— start of PROVIDED DATA —

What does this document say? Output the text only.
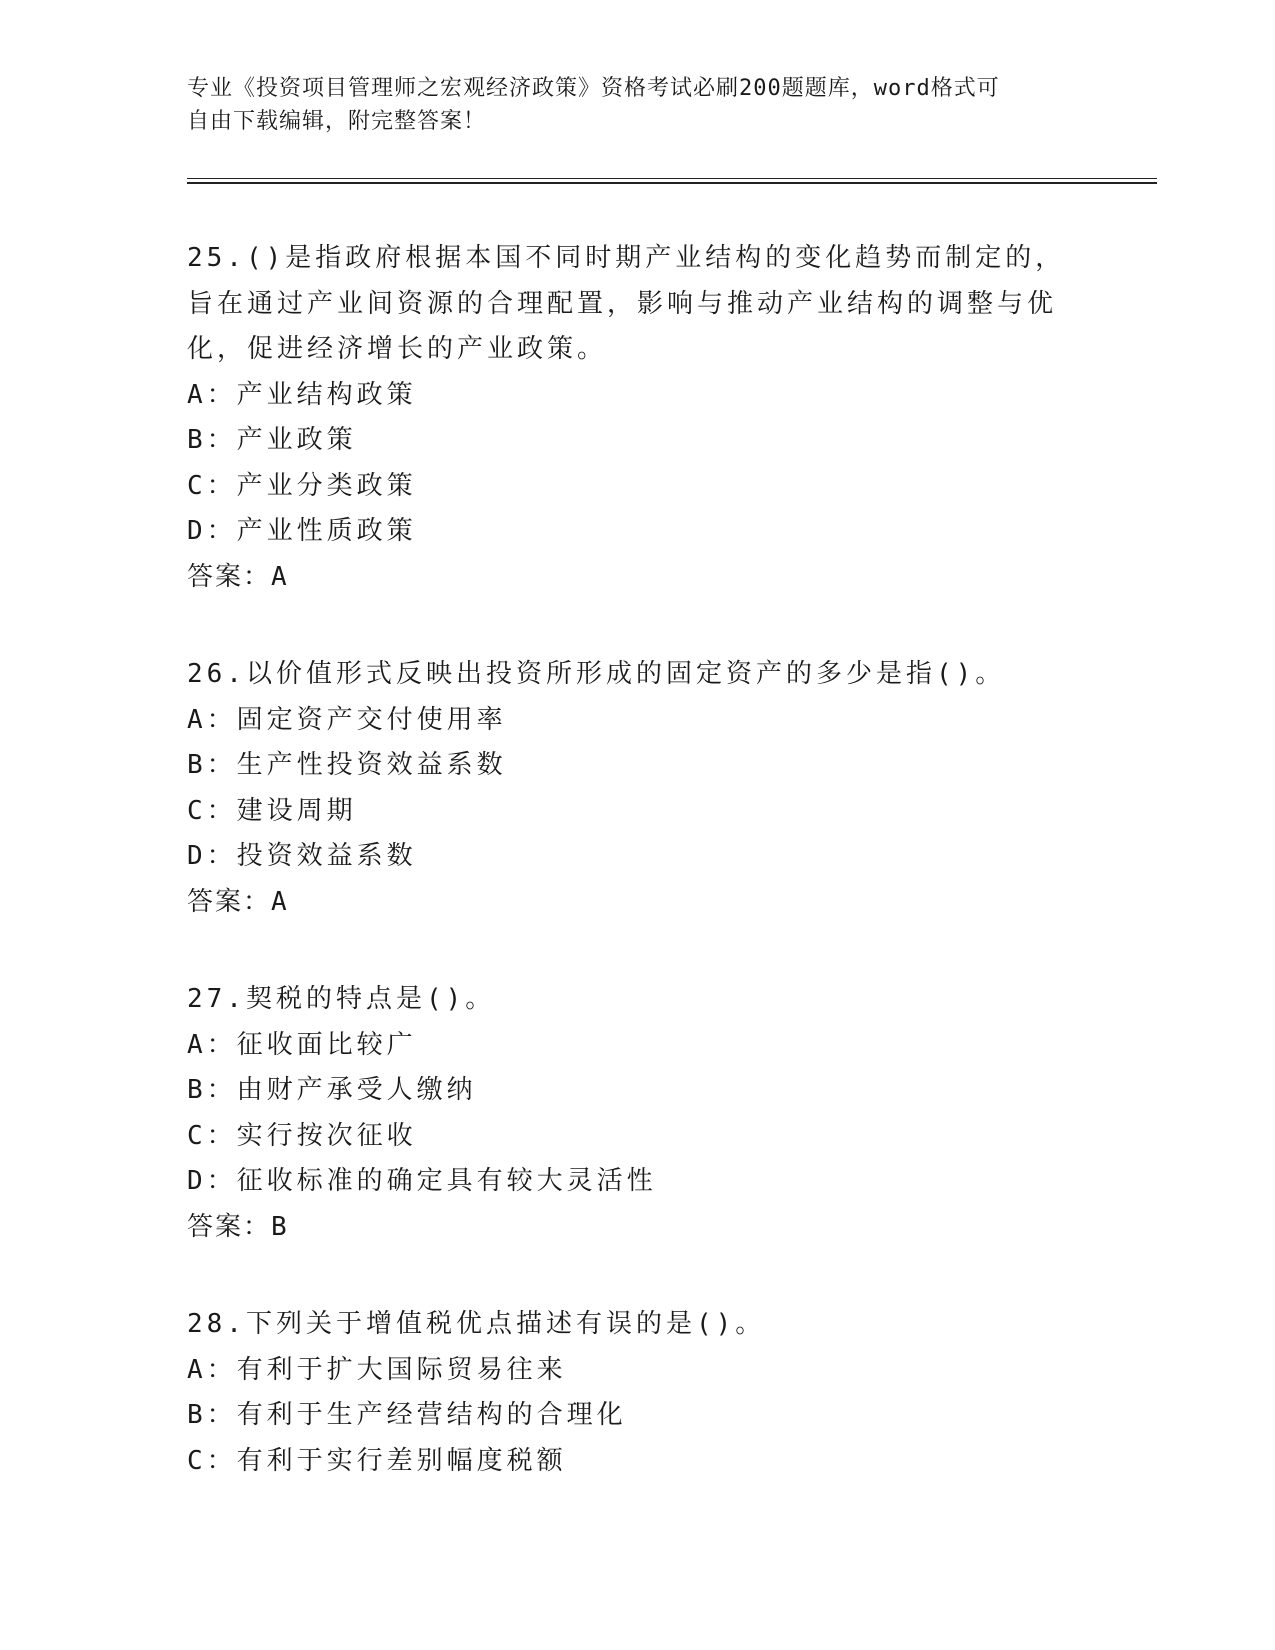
专业《投资项目管理师之宏观经济政策》资格考试必刷200题题库，word格式可
自由下载编辑，附完整答案！
25.()是指政府根据本国不同时期产业结构的变化趋势而制定的，旨在通过产业间资源的合理配置，影响与推动产业结构的调整与优化，促进经济增长的产业政策。
A：产业结构政策
B：产业政策
C：产业分类政策
D：产业性质政策
答案：A
26.以价值形式反映出投资所形成的固定资产的多少是指()。
A：固定资产交付使用率
B：生产性投资效益系数
C：建设周期
D：投资效益系数
答案：A
27.契税的特点是()。
A：征收面比较广
B：由财产承受人缴纳
C：实行按次征收
D：征收标准的确定具有较大灵活性
答案：B
28.下列关于增值税优点描述有误的是()。
A：有利于扩大国际贸易往来
B：有利于生产经营结构的合理化
C：有利于实行差别幅度税额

— end of PROVIDED DATA —

WRITTEN EXERCISE: Skip every picture and transcribe the data above exactly.

COMPLETED EXERCISE:
What does this document say? Output the text only.
专业《投资项目管理师之宏观经济政策》资格考试必刷200题题库，word格式可
自由下载编辑，附完整答案！
25.()是指政府根据本国不同时期产业结构的变化趋势而制定的，旨在通过产业间资源的合理配置，影响与推动产业结构的调整与优化，促进经济增长的产业政策。
A：产业结构政策
B：产业政策
C：产业分类政策
D：产业性质政策
答案：A
26.以价值形式反映出投资所形成的固定资产的多少是指()。
A：固定资产交付使用率
B：生产性投资效益系数
C：建设周期
D：投资效益系数
答案：A
27.契税的特点是()。
A：征收面比较广
B：由财产承受人缴纳
C：实行按次征收
D：征收标准的确定具有较大灵活性
答案：B
28.下列关于增值税优点描述有误的是()。
A：有利于扩大国际贸易往来
B：有利于生产经营结构的合理化
C：有利于实行差别幅度税额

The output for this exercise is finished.